Recorded data:

(begin)

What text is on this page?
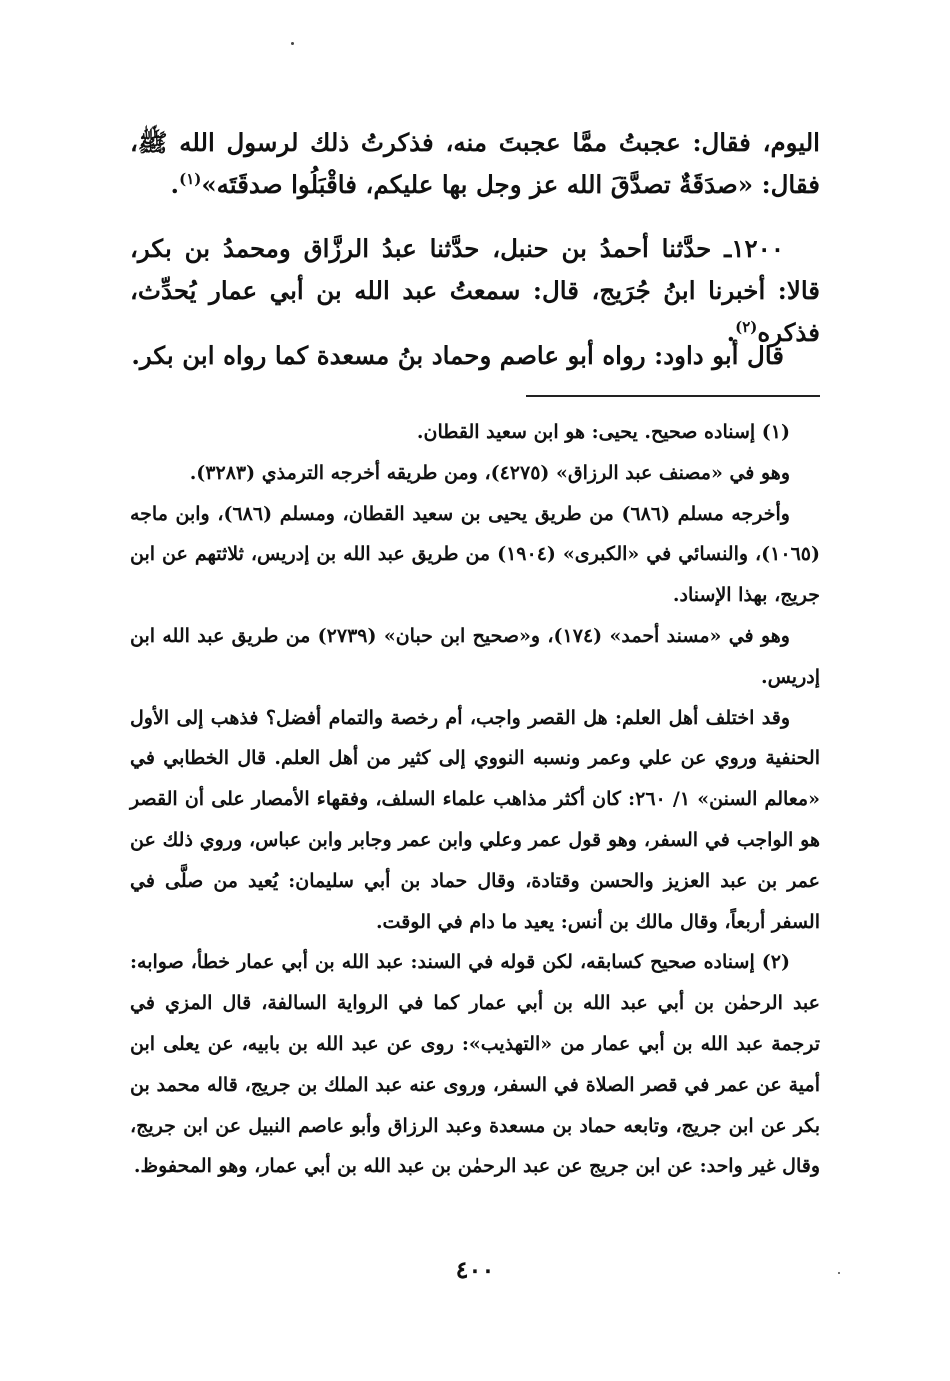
اليوم، فقال: عجبتُ ممَّا عجبتَ منه، فذكرتُ ذلك لرسول الله ﷺ، فقال: «صدَقَةٌ تصدَّقَ الله عز وجل بها عليكم، فاقْبَلُوا صدقَتَه»$^{(١)}$.

١٢٠٠ـ حدَّثنا أحمدُ بن حنبل، حدَّثنا عبدُ الرزَّاق ومحمدُ بن بكر، قالا: أخبرنا ابنُ جُرَيج، قال: سمعتُ عبد الله بن أبي عمار يُحدِّث، فذكره$^{(٢)}$.

قال أبو داود: رواه أبو عاصم وحماد بنُ مسعدة كما رواه ابن بكر.

(١) إسناده صحيح. يحيى: هو ابن سعيد القطان.

وهو في «مصنف عبد الرزاق» (٤٢٧٥)، ومن طريقه أخرجه الترمذي (٣٢٨٣).

وأخرجه مسلم (٦٨٦) من طريق يحيى بن سعيد القطان، ومسلم (٦٨٦)، وابن ماجه (١٠٦٥)، والنسائي في «الكبرى» (١٩٠٤) من طريق عبد الله بن إدريس، ثلاثتهم عن ابن جريج، بهذا الإسناد.

وهو في «مسند أحمد» (١٧٤)، و«صحيح ابن حبان» (٢٧٣٩) من طريق عبد الله ابن إدريس.

وقد اختلف أهل العلم: هل القصر واجب، أم رخصة والتمام أفضل؟ فذهب إلى الأول الحنفية وروي عن علي وعمر ونسبه النووي إلى كثير من أهل العلم. قال الخطابي في «معالم السنن» ١/ ٢٦٠: كان أكثر مذاهب علماء السلف، وفقهاء الأمصار على أن القصر هو الواجب في السفر، وهو قول عمر وعلي وابن عمر وجابر وابن عباس، وروي ذلك عن عمر بن عبد العزيز والحسن وقتادة، وقال حماد بن أبي سليمان: يُعيد من صلَّى في السفر أربعاً، وقال مالك بن أنس: يعيد ما دام في الوقت.

(٢) إسناده صحيح كسابقه، لكن قوله في السند: عبد الله بن أبي عمار خطأ، صوابه: عبد الرحمٰن بن أبي عبد الله بن أبي عمار كما في الرواية السالفة، قال المزي في ترجمة عبد الله بن أبي عمار من «التهذيب»: روى عن عبد الله بن بابيه، عن يعلى ابن أمية عن عمر في قصر الصلاة في السفر، وروى عنه عبد الملك بن جريج، قاله محمد بن بكر عن ابن جريج، وتابعه حماد بن مسعدة وعبد الرزاق وأبو عاصم النبيل عن ابن جريج، وقال غير واحد: عن ابن جريج عن عبد الرحمٰن بن عبد الله بن أبي عمار، وهو المحفوظ.

٤٠٠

(end)

§ **Requirement**
Looking at the listing above, count the lines that contain "وابن" and give nothing but the number.

§ **Output of the task**
2